BRIEF
Could you restate every line of the data word for word?

RECORDS TO PROCESS
------------------------

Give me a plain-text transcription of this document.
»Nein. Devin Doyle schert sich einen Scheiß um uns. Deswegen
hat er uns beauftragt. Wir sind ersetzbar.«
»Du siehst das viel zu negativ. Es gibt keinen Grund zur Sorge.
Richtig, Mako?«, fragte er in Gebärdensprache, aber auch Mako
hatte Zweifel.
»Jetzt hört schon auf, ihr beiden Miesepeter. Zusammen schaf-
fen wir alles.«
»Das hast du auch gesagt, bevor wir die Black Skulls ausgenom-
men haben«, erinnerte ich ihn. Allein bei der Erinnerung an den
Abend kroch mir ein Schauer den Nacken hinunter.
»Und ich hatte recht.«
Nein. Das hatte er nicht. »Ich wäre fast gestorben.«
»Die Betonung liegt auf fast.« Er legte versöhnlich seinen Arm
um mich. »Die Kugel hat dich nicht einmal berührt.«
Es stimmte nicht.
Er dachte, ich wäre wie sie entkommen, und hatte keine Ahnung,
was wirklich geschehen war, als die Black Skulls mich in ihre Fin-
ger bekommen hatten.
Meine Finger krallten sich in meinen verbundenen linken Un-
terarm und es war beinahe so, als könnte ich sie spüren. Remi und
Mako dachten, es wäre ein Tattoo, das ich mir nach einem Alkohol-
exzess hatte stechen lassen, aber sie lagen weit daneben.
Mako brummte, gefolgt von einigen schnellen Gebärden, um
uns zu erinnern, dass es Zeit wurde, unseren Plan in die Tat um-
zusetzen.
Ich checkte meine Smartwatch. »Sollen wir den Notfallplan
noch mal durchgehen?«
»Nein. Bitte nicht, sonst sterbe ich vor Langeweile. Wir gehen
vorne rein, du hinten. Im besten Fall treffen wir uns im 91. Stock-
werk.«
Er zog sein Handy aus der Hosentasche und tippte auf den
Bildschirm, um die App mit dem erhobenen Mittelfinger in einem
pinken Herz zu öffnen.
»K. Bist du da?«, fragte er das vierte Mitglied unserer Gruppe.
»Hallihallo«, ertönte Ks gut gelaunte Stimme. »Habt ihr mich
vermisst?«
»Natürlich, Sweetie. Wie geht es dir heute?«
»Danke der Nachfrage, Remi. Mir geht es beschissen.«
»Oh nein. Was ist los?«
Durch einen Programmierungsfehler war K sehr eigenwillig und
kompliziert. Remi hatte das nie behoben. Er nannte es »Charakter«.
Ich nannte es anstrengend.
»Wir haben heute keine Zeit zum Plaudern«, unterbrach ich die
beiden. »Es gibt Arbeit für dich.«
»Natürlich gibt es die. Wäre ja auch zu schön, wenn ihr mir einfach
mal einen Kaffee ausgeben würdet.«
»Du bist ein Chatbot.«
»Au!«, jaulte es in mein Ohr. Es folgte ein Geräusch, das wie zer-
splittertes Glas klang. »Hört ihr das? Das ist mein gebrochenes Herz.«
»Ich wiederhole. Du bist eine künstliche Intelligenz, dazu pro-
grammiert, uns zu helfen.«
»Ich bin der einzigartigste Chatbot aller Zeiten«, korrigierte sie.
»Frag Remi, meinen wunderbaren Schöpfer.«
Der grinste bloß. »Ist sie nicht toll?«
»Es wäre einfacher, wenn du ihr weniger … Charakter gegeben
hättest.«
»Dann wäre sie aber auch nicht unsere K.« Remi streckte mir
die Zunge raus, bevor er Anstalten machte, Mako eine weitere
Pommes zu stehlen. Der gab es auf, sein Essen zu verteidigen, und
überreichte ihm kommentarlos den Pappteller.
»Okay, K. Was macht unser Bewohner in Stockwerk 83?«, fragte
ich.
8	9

------------------------

TASK SOLUTION
Give me a plain-text transcription of this document.
»Nein. Devin Doyle schert sich einen Scheiß um uns. Deswegen
hat er uns beauftragt. Wir sind ersetzbar.«
»Du siehst das viel zu negativ. Es gibt keinen Grund zur Sorge.
Richtig, Mako?«, fragte er in Gebärdensprache, aber auch Mako
hatte Zweifel.
»Jetzt hört schon auf, ihr beiden Miesepeter. Zusammen schaf-
fen wir alles.«
»Das hast du auch gesagt, bevor wir die Black Skulls ausgenom-
men haben«, erinnerte ich ihn. Allein bei der Erinnerung an den
Abend kroch mir ein Schauer den Nacken hinunter.
»Und ich hatte recht.«
Nein. Das hatte er nicht. »Ich wäre fast gestorben.«
»Die Betonung liegt auf fast.« Er legte versöhnlich seinen Arm
um mich. »Die Kugel hat dich nicht einmal berührt.«
Es stimmte nicht.
Er dachte, ich wäre wie sie entkommen, und hatte keine Ahnung,
was wirklich geschehen war, als die Black Skulls mich in ihre Fin-
ger bekommen hatten.
Meine Finger krallten sich in meinen verbundenen linken Un-
terarm und es war beinahe so, als könnte ich sie spüren. Remi und
Mako dachten, es wäre ein Tattoo, das ich mir nach einem Alkohol-
exzess hatte stechen lassen, aber sie lagen weit daneben.
Mako brummte, gefolgt von einigen schnellen Gebärden, um
uns zu erinnern, dass es Zeit wurde, unseren Plan in die Tat um-
zusetzen.
Ich checkte meine Smartwatch. »Sollen wir den Notfallplan
noch mal durchgehen?«
»Nein. Bitte nicht, sonst sterbe ich vor Langeweile. Wir gehen
vorne rein, du hinten. Im besten Fall treffen wir uns im 91. Stock-
werk.«
Er zog sein Handy aus der Hosentasche und tippte auf den
Bildschirm, um die App mit dem erhobenen Mittelfinger in einem
pinken Herz zu öffnen.
»K. Bist du da?«, fragte er das vierte Mitglied unserer Gruppe.
»Hallihallo«, ertönte Ks gut gelaunte Stimme. »Habt ihr mich
vermisst?«
»Natürlich, Sweetie. Wie geht es dir heute?«
»Danke der Nachfrage, Remi. Mir geht es beschissen.«
»Oh nein. Was ist los?«
Durch einen Programmierungsfehler war K sehr eigenwillig und
kompliziert. Remi hatte das nie behoben. Er nannte es »Charakter«.
Ich nannte es anstrengend.
»Wir haben heute keine Zeit zum Plaudern«, unterbrach ich die
beiden. »Es gibt Arbeit für dich.«
»Natürlich gibt es die. Wäre ja auch zu schön, wenn ihr mir einfach
mal einen Kaffee ausgeben würdet.«
»Du bist ein Chatbot.«
»Au!«, jaulte es in mein Ohr. Es folgte ein Geräusch, das wie zer-
splittertes Glas klang. »Hört ihr das? Das ist mein gebrochenes Herz.«
»Ich wiederhole. Du bist eine künstliche Intelligenz, dazu pro-
grammiert, uns zu helfen.«
»Ich bin der einzigartigste Chatbot aller Zeiten«, korrigierte sie.
»Frag Remi, meinen wunderbaren Schöpfer.«
Der grinste bloß. »Ist sie nicht toll?«
»Es wäre einfacher, wenn du ihr weniger … Charakter gegeben
hättest.«
»Dann wäre sie aber auch nicht unsere K.« Remi streckte mir
die Zunge raus, bevor er Anstalten machte, Mako eine weitere
Pommes zu stehlen. Der gab es auf, sein Essen zu verteidigen, und
überreichte ihm kommentarlos den Pappteller.
»Okay, K. Was macht unser Bewohner in Stockwerk 83?«, fragte
ich.
8	9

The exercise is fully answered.